*Set of tasks*:
[1] Please sum up the text on Hong Kong's Anti-Extradition movement in two sentences.
[2] Name every organization that the text on Hong Kong's Anti-Extradition movement identifies by name.

*Text passage*:
──────────
Third, during the Umbrella Movement, many far-right localists were able to highjack the attention and support of many youths with their demagogy of “Hong Kong First,” rejecting new mainland Chinese immigrants and tourists. The far-right localists’ influence over the present movement has diminished. The masses do not all insist on the “valiant struggles” championed by the localists, and many have actively sought to win over the masses of mainland China. The most representative example was the Kowloon district protest of July 7. Despite some leading organizers themselves tending towards xenophobic localism, the rank-and-file protesters instead started distributing flyers in simplified Chinese to tourists, and even started to sing the Internationale! This shows that not all protesters tend towards localist ideas.

Backed by foreign forces?

The CCP regime and Carrie Lam have slandered the Anti-Extradition movement as one backed by foreign forces. Yet the entire movement erupted spontaneously, with many road blocking and clashes of the youths stressing the “leaderlessness” of their actions. The U.S. National Endowment for Democracy has indeed funded some of the oppositionist parties in Hong Kong, but the masses are not under these forces’ control. They mostly strategize and decide on slogans via online chat forums or communication software.

Even the “Civil Human Rights Front,” which is composed of over 50 pro-democratic civil societies and parties and largely credited as the organizer of many demonstrations, has admitted that they can only act as a platform and does not have the political authority to lead the entire mass movement. In fact, since the Umbrella Movement, decentralization, lack of organization, and distrust of the existing political parties and figures have largely characterized the mass movements in Hong Kong.

Political errors within the movement

Nonetheless, we must identify two primary political errors within the Anti-Extradition movement, although these tendencies have yet to dominate the entire movement. The first is the presence of pro-Western imperialist liberals who have illusions to ask Trump to pressure China into granting more freedoms in Hong Kong. They merely oppose dictatorship in Hong Kong, but never oppose the monopoly capitalists, let alone winning workers over to the movement by proposing economic demands of the working class.

The other was the role of the aforementioned far-right localists, who prettify the leaderless form of struggle to allow for their adventurist tactics of storming government buildings without being criticized and disciplined by the entire mass movement. They brand mainland Chinese people as “chinks,” flying British colonial flags. These methods would only help the CCP to characterize the present movement as one for Hong Kong independence and in turn use nationalist demagogy to lie to the Chinese masses, exacerbating the divide between the Hong Kong and mainland Chinese masses. In reality, it is precisely the illusions and cowardice of the liberals that allowed for a minority of “valiant” protesters to pursue unwise adventures and gain increased influence over the mass movement.
──────────
*Record list*:
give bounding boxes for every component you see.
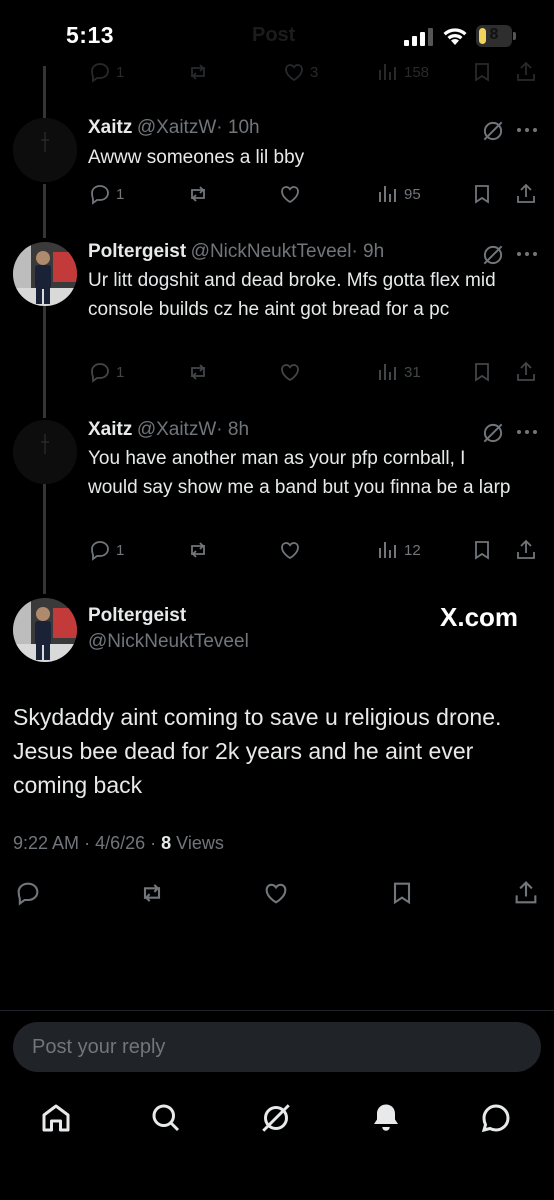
xcom-watermark: X.com	[440, 602, 519, 632]
cellular-signal-icon	[404, 28, 433, 46]
avatar[interactable]	[13, 118, 77, 182]
tab-bar	[0, 1082, 554, 1200]
post-text: Skydaddy aint coming to save u religious…	[13, 704, 502, 798]
tweet-text: Awww someones a lil bby	[88, 147, 305, 168]
author-handle[interactable]: @XaitzW	[137, 419, 216, 440]
repost-button[interactable]	[186, 182, 210, 206]
grok-icon[interactable]	[480, 118, 506, 144]
post-views-label: Views	[176, 833, 224, 853]
share-button[interactable]	[514, 538, 538, 562]
views-button[interactable]: 31	[376, 360, 421, 384]
more-icon[interactable]	[514, 244, 540, 264]
thread-line	[43, 184, 46, 238]
like-button[interactable]	[278, 538, 302, 562]
author-handle[interactable]: @NickNeuktTeveel	[88, 631, 249, 653]
search-icon[interactable]	[148, 1100, 184, 1136]
tweet-text: Ur litt dogshit and dead broke. Mfs gott…	[88, 270, 496, 320]
repost-button[interactable]	[186, 538, 210, 562]
like-button[interactable]	[262, 879, 290, 907]
like-button[interactable]	[278, 182, 302, 206]
grok-icon[interactable]	[480, 242, 506, 268]
grok-icon[interactable]	[258, 1100, 294, 1136]
like-button[interactable]: 3	[282, 60, 318, 84]
reply-button[interactable]	[14, 879, 42, 907]
bookmark-button[interactable]	[470, 60, 494, 84]
bookmark-button[interactable]	[470, 538, 494, 562]
page-title: Post	[252, 24, 296, 46]
author-handle[interactable]: @XaitzW	[137, 117, 216, 138]
like-count: 3	[310, 63, 319, 81]
reply-placeholder: Post your reply	[32, 1036, 166, 1058]
reply-count: 1	[116, 541, 125, 559]
views-button[interactable]: 158	[376, 60, 429, 84]
like-button[interactable]	[278, 360, 302, 384]
share-button[interactable]	[512, 879, 540, 907]
repost-button[interactable]	[186, 60, 210, 84]
post-meta: 9:22 AM · 4/6/26 · 8 Views	[13, 833, 224, 853]
battery-indicator: 8	[476, 25, 518, 47]
avatar[interactable]	[13, 598, 77, 662]
view-count: 31	[404, 363, 421, 381]
reply-count: 1	[116, 185, 125, 203]
avatar[interactable]	[13, 242, 77, 306]
thread-line	[43, 66, 46, 120]
tweet-time: · 9h	[351, 241, 385, 262]
post-views-count: 8	[161, 833, 172, 853]
share-button[interactable]	[514, 182, 538, 206]
thread-line	[43, 306, 46, 418]
bookmark-button[interactable]	[470, 182, 494, 206]
author-name[interactable]: Poltergeist	[88, 605, 186, 627]
view-count: 158	[404, 63, 430, 81]
tweet-header: Xaitz @XaitzW· 10h	[88, 117, 260, 139]
reply-count: 1	[116, 363, 125, 381]
reply-button[interactable]: 1	[88, 182, 124, 206]
views-button[interactable]: 95	[376, 182, 421, 206]
tweet-header: Xaitz @XaitzW· 8h	[88, 419, 249, 441]
grok-icon[interactable]	[480, 420, 506, 446]
views-button[interactable]: 12	[376, 538, 421, 562]
home-icon[interactable]	[38, 1100, 74, 1136]
author-name[interactable]: Xaitz	[88, 419, 132, 440]
author-name[interactable]: Poltergeist	[88, 241, 186, 262]
notifications-icon[interactable]	[368, 1100, 404, 1136]
thread-line	[43, 482, 46, 594]
messages-icon[interactable]	[478, 1100, 514, 1136]
author-name[interactable]: Xaitz	[88, 117, 132, 138]
repost-button[interactable]	[186, 360, 210, 384]
more-icon[interactable]	[514, 120, 540, 140]
bookmark-button[interactable]	[470, 360, 494, 384]
battery-percent: 8	[489, 26, 499, 43]
reply-count: 1	[116, 63, 125, 81]
view-count: 12	[404, 541, 421, 559]
status-time: 5:13	[66, 22, 115, 48]
repost-button[interactable]	[138, 879, 166, 907]
more-icon[interactable]	[514, 422, 540, 442]
reply-button[interactable]: 1	[88, 60, 124, 84]
post-date: 4/6/26	[95, 833, 146, 853]
reply-button[interactable]: 1	[88, 360, 124, 384]
bookmark-button[interactable]	[388, 879, 416, 907]
share-button[interactable]	[514, 60, 538, 84]
tweet-time: · 8h	[216, 419, 250, 440]
tweet-text: You have another man as your pfp cornbal…	[88, 448, 511, 498]
wifi-icon	[443, 28, 467, 45]
tweet-header: Poltergeist @NickNeuktTeveel· 9h	[88, 241, 384, 263]
avatar[interactable]	[13, 420, 77, 484]
reply-button[interactable]: 1	[88, 538, 124, 562]
view-count: 95	[404, 185, 421, 203]
tweet-time: · 10h	[216, 117, 260, 138]
share-button[interactable]	[514, 360, 538, 384]
author-handle[interactable]: @NickNeuktTeveel	[191, 241, 352, 262]
post-time: 9:22 AM	[13, 833, 80, 853]
divider	[0, 1010, 554, 1011]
──────────
*Response list*:
[1] Far-right localists have less influence over the Anti-Extradition movement than they had during the Umbrella Movement, and the movement arose spontaneously and is leaderless rather than controlled by foreign forces, as the CCP and Carrie Lam claim. Two political errors exist within it: pro-Western liberals who hope Trump will pressure China, and far-right localists whose adventurist tactics and anti-mainland abuse help the CCP deepen the divide between the Hong Kong and mainland Chinese masses.

[2]
- CCP
- U.S. National Endowment for Democracy
- Civil Human Rights Front